_REQUIREMENT_. Extract every line that contains the string "пенсии".

--- Start ---

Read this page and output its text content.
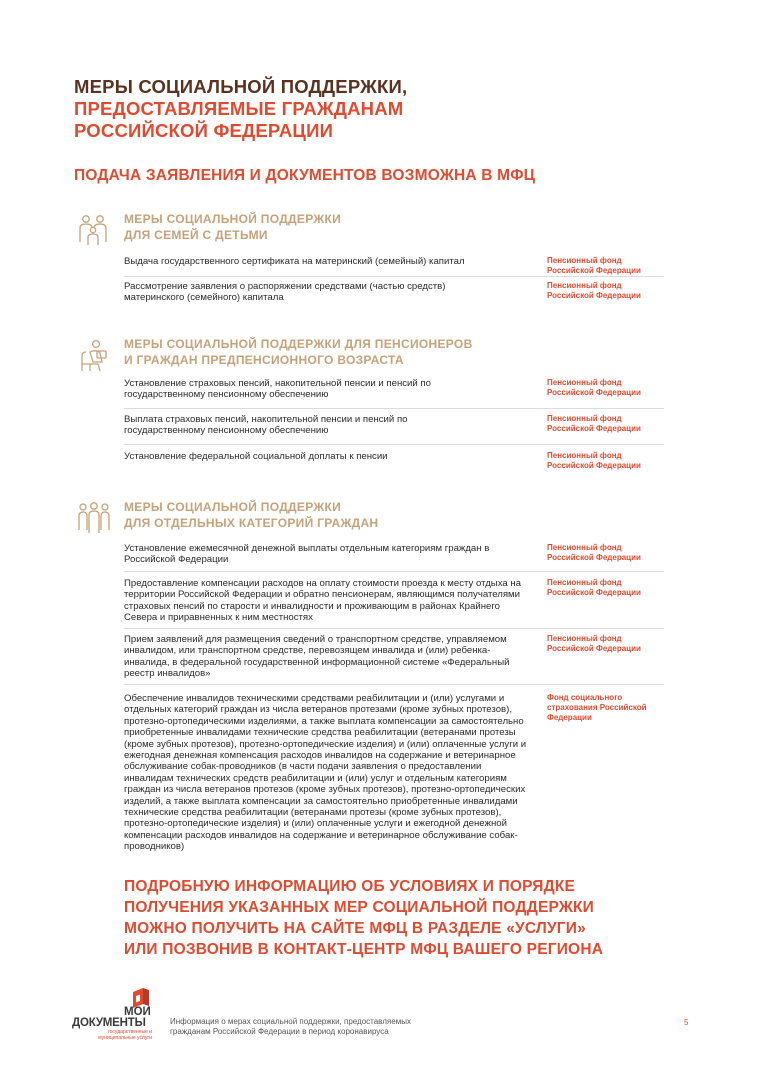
МЕРЫ СОЦИАЛЬНОЙ ПОДДЕРЖКИ,
ПРЕДОСТАВЛЯЕМЫЕ ГРАЖДАНАМ
РОССИЙСКОЙ ФЕДЕРАЦИИ
ПОДАЧА ЗАЯВЛЕНИЯ И ДОКУМЕНТОВ ВОЗМОЖНА В МФЦ
МЕРЫ СОЦИАЛЬНОЙ ПОДДЕРЖКИ
ДЛЯ СЕМЕЙ С ДЕТЬМИ
Выдача государственного сертификата на материнский (семейный) капитал	Пенсионный фонд Российской Федерации
Рассмотрение заявления о распоряжении средствами (частью средств) материнского (семейного) капитала
Пенсионный фонд Российской Федерации
МЕРЫ СОЦИАЛЬНОЙ ПОДДЕРЖКИ ДЛЯ ПЕНСИОНЕРОВ
И ГРАЖДАН ПРЕДПЕНСИОННОГО ВОЗРАСТА
Установление страховых пенсий, накопительной пенсии и пенсий по государственному пенсионному обеспечению
Пенсионный фонд Российской Федерации
Выплата страховых пенсий, накопительной пенсии и пенсий по государственному пенсионному обеспечению
Пенсионный фонд Российской Федерации
Установление федеральной социальной доплаты к пенсии	Пенсионный фонд Российской Федерации
МЕРЫ СОЦИАЛЬНОЙ ПОДДЕРЖКИ
ДЛЯ ОТДЕЛЬНЫХ КАТЕГОРИЙ ГРАЖДАН
Установление ежемесячной денежной выплаты отдельным категориям граждан в Российской Федерации
Пенсионный фонд Российской Федерации
Предоставление компенсации расходов на оплату стоимости проезда к месту отдыха на территории Российской Федерации и обратно пенсионерам, являющимся получателями страховых пенсий по старости и инвалидности и проживающим в районах Крайнего Севера и приравненных к ним местностях
Пенсионный фонд Российской Федерации
Прием заявлений для размещения сведений о транспортном средстве, управляемом инвалидом, или транспортном средстве, перевозящем инвалида и (или) ребенка-инвалида, в федеральной государственной информационной системе «Федеральный реестр инвалидов»
Пенсионный фонд Российской Федерации
Обеспечение инвалидов техническими средствами реабилитации и (или) услугами и отдельных категорий граждан из числа ветеранов протезами (кроме зубных протезов), протезно-ортопедическими изделиями, а также выплата компенсации за самостоятельно приобретенные инвалидами технические средства реабилитации (ветеранами протезы (кроме зубных протезов), протезно-ортопедические изделия) и (или) оплаченные услуги и ежегодная денежная компенсация расходов инвалидов на содержание и ветеринарное обслуживание собак-проводников (в части подачи заявления о предоставлении инвалидам технических средств реабилитации и (или) услуг и отдельным категориям граждан из числа ветеранов протезов (кроме зубных протезов), протезно-ортопедических изделий, а также выплата компенсации за самостоятельно приобретенные инвалидами технические средства реабилитации (ветеранами протезы (кроме зубных протезов), протезно-ортопедические изделия) и (или) оплаченные услуги и ежегодной денежной компенсации расходов инвалидов на содержание и ветеринарное обслуживание собак-проводников)
Фонд социального страхования Российской Федерации
ПОДРОБНУЮ ИНФОРМАЦИЮ ОБ УСЛОВИЯХ И ПОРЯДКЕ
ПОЛУЧЕНИЯ УКАЗАННЫХ МЕР СОЦИАЛЬНОЙ ПОДДЕРЖКИ
МОЖНО ПОЛУЧИТЬ НА САЙТЕ МФЦ В РАЗДЕЛЕ «УСЛУГИ»
ИЛИ ПОЗВОНИВ В КОНТАКТ-ЦЕНТР МФЦ ВАШЕГО РЕГИОНА
МОИ
ДОКУМЕНТЫ
государственные и муниципальные услуги
Информация о мерах социальной поддержки, предоставляемых
гражданам Российской Федерации в период коронавируса
5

--- End ---

_WORKED SOLUTION_.
Установление страховых пенсий, накопительной пенсии и пенсий по государственному пенсионному обеспечению
Выплата страховых пенсий, накопительной пенсии и пенсий по государственному пенсионному обеспечению
Установление федеральной социальной доплаты к пенсии	Пенсионный фонд Российской Федерации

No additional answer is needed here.